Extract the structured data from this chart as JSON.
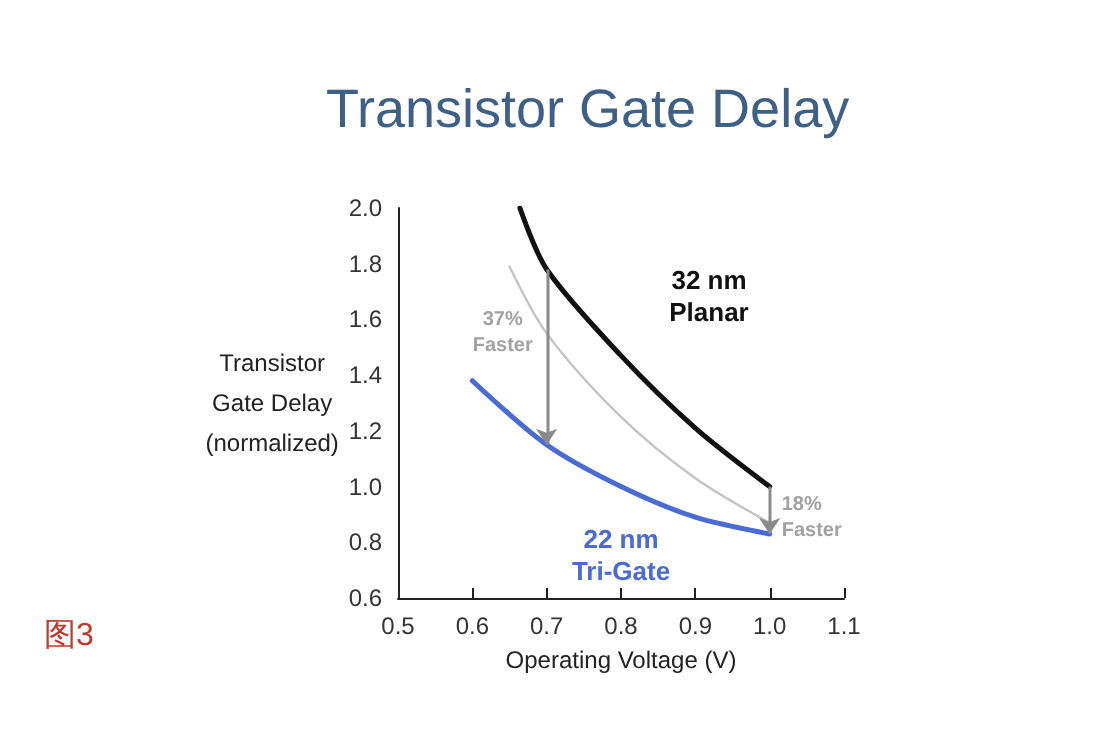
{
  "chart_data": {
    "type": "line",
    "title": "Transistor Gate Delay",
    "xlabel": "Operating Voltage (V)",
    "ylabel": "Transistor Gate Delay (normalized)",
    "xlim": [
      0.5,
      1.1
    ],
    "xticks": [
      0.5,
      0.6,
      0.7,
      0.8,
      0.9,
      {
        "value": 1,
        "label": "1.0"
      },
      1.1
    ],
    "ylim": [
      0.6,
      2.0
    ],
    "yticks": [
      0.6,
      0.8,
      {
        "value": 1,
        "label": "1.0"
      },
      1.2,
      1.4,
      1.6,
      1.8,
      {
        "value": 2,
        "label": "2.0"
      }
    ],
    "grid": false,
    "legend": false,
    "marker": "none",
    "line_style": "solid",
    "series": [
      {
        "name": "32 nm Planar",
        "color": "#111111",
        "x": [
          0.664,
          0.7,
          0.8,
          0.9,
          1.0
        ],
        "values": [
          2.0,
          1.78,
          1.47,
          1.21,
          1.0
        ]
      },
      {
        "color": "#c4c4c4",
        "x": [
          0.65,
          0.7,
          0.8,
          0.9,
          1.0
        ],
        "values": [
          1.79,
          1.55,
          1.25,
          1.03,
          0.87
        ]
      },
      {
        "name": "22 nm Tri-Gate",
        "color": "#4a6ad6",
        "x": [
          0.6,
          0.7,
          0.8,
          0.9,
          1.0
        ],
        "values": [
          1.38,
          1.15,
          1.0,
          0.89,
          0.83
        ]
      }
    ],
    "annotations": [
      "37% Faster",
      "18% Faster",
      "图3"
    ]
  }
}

--

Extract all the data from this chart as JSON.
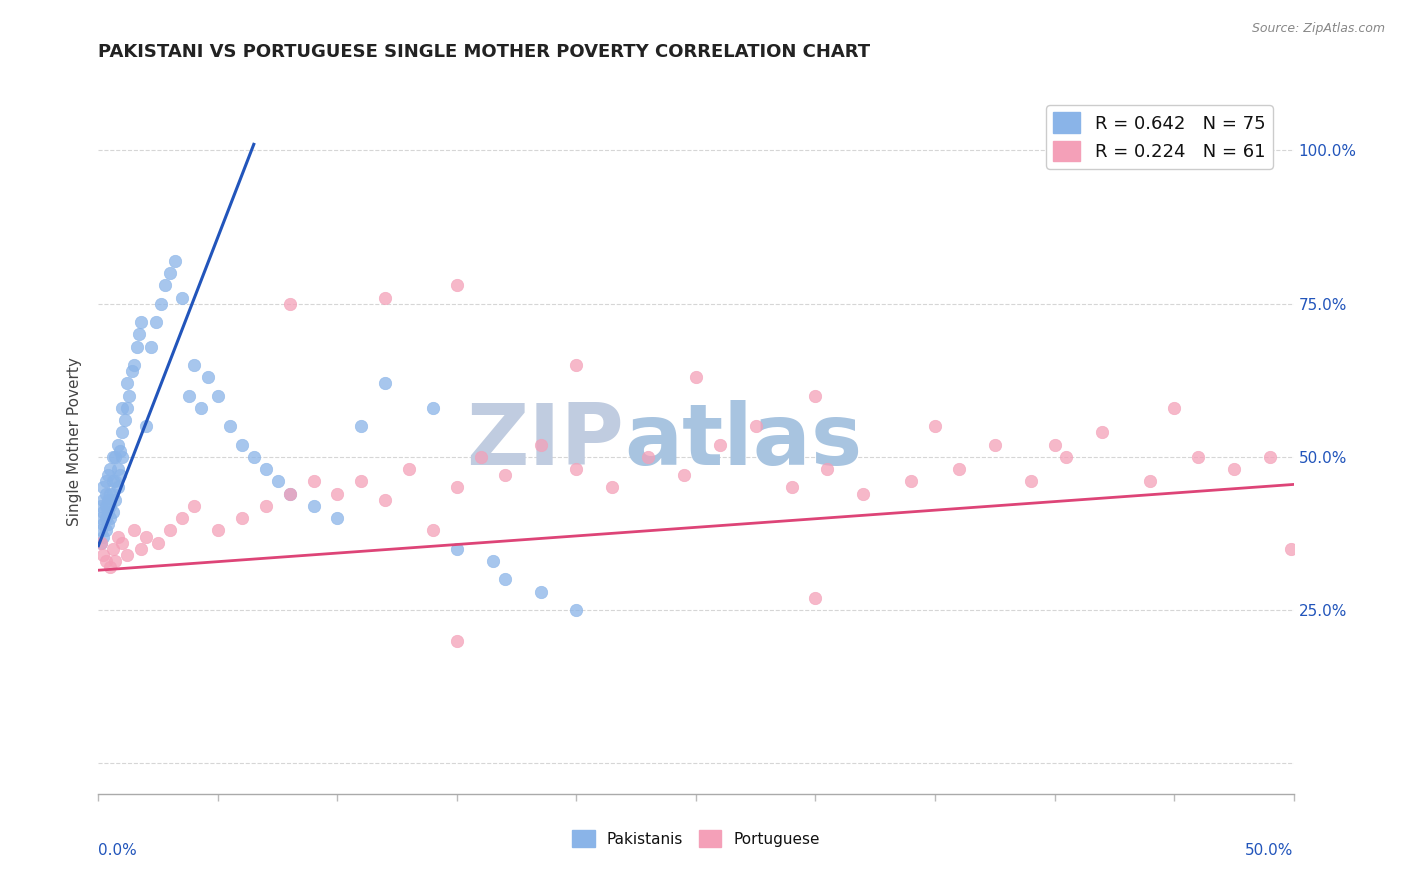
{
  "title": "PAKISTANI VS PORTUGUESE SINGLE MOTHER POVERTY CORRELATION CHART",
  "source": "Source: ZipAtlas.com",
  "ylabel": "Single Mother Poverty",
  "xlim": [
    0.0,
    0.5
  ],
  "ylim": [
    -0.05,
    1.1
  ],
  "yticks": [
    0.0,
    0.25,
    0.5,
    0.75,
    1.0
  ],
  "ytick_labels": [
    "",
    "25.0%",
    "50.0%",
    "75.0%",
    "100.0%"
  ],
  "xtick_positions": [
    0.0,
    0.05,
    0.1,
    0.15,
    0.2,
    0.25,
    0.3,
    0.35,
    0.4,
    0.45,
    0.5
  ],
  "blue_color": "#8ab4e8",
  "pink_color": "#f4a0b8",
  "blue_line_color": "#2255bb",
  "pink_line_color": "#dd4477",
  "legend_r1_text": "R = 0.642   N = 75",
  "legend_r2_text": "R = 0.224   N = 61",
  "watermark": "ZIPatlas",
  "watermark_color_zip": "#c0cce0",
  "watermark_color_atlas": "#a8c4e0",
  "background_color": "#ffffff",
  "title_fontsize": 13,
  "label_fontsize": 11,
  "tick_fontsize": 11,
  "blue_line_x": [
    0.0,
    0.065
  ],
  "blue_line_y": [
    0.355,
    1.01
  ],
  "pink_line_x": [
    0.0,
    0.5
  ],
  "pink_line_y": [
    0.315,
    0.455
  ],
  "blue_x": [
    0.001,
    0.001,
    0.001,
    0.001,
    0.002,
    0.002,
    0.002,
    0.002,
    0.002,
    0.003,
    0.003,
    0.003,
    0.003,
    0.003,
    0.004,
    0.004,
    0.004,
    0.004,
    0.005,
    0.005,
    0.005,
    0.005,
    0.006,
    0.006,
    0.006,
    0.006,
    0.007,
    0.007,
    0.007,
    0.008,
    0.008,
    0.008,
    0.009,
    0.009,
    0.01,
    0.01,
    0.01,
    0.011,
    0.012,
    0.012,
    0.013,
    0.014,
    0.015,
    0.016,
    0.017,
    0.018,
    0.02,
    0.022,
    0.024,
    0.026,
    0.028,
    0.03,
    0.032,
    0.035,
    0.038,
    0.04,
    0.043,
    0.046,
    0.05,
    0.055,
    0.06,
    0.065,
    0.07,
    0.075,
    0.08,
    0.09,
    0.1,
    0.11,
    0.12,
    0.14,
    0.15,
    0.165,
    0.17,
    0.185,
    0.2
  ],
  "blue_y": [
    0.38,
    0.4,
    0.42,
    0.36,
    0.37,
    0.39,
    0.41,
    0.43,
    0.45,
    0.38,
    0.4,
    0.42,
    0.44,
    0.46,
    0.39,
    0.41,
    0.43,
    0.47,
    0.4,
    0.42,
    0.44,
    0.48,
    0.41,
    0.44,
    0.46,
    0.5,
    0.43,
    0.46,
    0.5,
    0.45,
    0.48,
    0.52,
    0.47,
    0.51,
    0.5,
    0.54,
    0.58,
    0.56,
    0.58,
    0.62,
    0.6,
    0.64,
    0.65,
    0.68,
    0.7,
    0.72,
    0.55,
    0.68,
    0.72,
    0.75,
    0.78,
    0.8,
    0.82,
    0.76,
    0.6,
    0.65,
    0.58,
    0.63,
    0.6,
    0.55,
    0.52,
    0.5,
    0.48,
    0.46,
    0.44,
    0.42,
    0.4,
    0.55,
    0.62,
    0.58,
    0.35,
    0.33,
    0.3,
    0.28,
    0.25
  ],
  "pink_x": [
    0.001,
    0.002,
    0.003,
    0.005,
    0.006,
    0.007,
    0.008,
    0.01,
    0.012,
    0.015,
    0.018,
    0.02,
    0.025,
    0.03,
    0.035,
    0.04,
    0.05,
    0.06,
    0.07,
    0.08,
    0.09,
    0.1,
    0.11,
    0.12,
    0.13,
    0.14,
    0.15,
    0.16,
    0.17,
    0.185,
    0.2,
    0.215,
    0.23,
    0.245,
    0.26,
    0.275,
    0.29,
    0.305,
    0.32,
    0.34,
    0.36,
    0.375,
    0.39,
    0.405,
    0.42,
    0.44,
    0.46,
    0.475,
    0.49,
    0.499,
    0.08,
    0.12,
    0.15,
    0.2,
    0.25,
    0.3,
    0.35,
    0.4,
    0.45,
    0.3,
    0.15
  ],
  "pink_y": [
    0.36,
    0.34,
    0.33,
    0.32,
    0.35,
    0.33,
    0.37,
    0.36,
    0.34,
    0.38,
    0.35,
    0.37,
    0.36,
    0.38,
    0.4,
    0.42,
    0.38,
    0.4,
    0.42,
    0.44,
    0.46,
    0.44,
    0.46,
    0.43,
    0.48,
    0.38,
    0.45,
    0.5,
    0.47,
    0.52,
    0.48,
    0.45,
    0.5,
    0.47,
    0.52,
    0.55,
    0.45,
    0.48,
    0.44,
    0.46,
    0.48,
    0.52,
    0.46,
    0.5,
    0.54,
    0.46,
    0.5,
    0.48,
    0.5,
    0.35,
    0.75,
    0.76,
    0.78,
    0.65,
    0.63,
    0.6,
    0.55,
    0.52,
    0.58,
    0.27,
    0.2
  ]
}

(What to work on)
Copy all lines from the data that hold the word "this".

(Written response)
Extract the structured data from this chart as JSON.
Extract all the data from this chart as JSON.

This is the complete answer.